- [Prompt]
Keep only the lines where "відбито" appears.

** start **

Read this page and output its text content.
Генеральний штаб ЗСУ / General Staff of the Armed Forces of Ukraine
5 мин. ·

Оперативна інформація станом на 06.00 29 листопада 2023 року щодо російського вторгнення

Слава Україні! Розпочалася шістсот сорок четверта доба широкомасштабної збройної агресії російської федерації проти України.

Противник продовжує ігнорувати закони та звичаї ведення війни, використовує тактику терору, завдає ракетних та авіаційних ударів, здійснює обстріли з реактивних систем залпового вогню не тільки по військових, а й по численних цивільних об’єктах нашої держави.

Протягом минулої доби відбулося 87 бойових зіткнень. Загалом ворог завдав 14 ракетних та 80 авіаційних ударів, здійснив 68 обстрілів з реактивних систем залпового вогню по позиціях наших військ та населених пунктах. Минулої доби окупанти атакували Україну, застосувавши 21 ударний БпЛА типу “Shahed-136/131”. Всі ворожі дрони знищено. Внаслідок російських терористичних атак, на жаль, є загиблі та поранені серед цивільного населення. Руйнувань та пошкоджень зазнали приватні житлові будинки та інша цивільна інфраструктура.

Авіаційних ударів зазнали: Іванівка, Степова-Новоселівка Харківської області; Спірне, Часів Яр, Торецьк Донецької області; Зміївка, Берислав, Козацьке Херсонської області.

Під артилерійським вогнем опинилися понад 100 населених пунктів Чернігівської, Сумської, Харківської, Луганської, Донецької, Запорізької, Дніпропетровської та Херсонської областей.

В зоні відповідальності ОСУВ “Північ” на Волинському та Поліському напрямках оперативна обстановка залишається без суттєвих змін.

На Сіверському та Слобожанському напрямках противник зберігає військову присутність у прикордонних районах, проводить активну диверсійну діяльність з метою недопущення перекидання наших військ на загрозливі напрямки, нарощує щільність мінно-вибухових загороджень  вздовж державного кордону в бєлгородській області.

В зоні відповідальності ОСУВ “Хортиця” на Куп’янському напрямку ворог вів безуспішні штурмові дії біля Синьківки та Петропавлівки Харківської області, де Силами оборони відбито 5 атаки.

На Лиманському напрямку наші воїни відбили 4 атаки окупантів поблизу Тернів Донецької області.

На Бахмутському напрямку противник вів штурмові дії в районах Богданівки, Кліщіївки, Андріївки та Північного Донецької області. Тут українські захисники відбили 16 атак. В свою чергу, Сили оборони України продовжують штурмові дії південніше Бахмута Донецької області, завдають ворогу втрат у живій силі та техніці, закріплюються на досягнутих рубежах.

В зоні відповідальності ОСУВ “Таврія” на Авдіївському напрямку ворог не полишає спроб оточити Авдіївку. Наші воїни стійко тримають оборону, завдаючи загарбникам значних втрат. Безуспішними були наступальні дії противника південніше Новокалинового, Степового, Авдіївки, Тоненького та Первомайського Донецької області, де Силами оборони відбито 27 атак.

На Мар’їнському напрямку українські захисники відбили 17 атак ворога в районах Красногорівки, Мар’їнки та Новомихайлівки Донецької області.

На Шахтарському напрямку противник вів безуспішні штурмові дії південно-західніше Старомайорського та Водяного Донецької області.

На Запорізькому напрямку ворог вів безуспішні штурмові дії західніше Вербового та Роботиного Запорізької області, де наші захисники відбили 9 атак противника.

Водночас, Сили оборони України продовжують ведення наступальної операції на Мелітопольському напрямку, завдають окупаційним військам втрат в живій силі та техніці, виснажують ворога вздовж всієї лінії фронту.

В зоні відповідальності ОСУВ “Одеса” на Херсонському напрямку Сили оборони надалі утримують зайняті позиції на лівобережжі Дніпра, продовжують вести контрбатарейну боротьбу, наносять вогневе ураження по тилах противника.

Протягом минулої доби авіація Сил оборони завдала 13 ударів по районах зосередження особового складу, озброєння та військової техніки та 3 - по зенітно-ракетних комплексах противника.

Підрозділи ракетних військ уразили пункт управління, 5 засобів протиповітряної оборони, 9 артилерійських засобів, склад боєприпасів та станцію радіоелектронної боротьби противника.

** end **
** start **

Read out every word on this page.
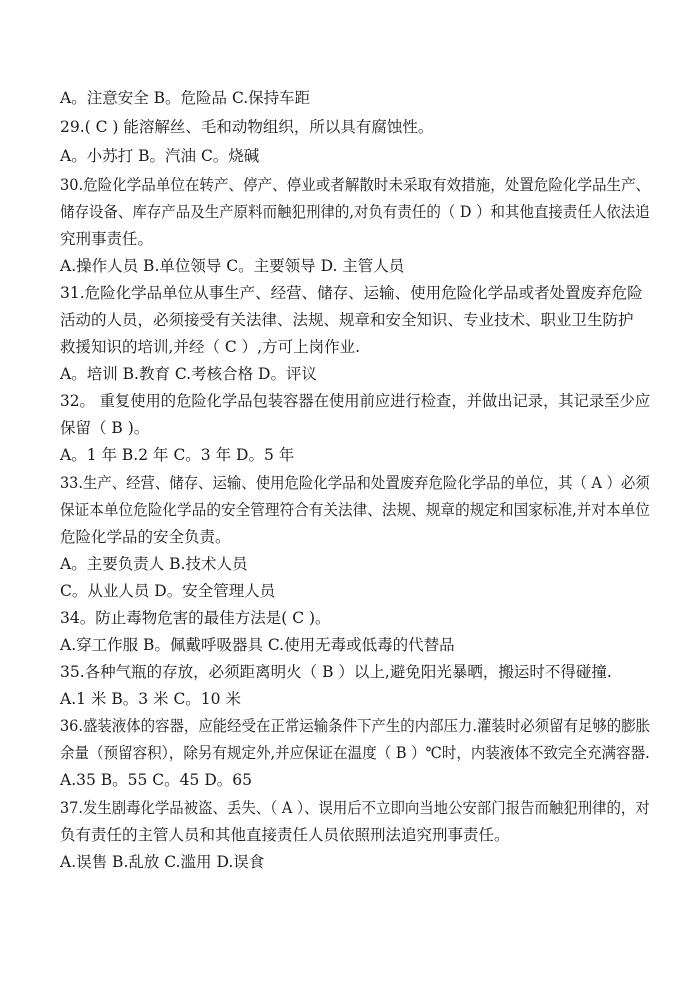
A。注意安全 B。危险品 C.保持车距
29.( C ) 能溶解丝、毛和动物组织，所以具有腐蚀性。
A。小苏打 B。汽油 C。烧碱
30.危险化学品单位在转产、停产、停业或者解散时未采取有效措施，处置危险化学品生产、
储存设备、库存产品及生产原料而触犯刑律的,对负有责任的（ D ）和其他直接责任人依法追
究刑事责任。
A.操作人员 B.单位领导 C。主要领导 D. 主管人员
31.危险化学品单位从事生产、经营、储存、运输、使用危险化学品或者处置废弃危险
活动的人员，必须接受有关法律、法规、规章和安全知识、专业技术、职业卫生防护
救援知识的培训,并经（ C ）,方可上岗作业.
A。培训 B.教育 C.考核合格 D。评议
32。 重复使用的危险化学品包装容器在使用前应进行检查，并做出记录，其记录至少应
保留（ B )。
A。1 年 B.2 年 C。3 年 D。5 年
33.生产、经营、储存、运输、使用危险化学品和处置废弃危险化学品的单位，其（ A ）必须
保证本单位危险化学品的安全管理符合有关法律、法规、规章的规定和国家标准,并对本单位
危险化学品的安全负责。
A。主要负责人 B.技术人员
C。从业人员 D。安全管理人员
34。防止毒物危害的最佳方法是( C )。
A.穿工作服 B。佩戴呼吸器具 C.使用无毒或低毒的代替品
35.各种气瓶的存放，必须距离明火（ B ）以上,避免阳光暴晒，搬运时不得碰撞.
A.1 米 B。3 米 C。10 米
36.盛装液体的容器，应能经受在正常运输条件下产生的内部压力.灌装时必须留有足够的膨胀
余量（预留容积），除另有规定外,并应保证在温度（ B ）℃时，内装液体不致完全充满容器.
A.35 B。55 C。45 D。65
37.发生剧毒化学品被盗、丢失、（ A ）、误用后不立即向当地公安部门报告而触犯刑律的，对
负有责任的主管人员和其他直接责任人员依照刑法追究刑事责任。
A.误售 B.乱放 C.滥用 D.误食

** end **

- [Task result]
В зоні відповідальності ОСУВ “Хортиця” на Куп’янському напрямку ворог вів безуспішні штурмові дії біля Синьківки та Петропавлівки Харківської області, де Силами оборони відбито 5 атаки.
В зоні відповідальності ОСУВ “Таврія” на Авдіївському напрямку ворог не полишає спроб оточити Авдіївку. Наші воїни стійко тримають оборону, завдаючи загарбникам значних втрат. Безуспішними були наступальні дії противника південніше Новокалинового, Степового, Авдіївки, Тоненького та Первомайського Донецької області, де Силами оборони відбито 27 атак.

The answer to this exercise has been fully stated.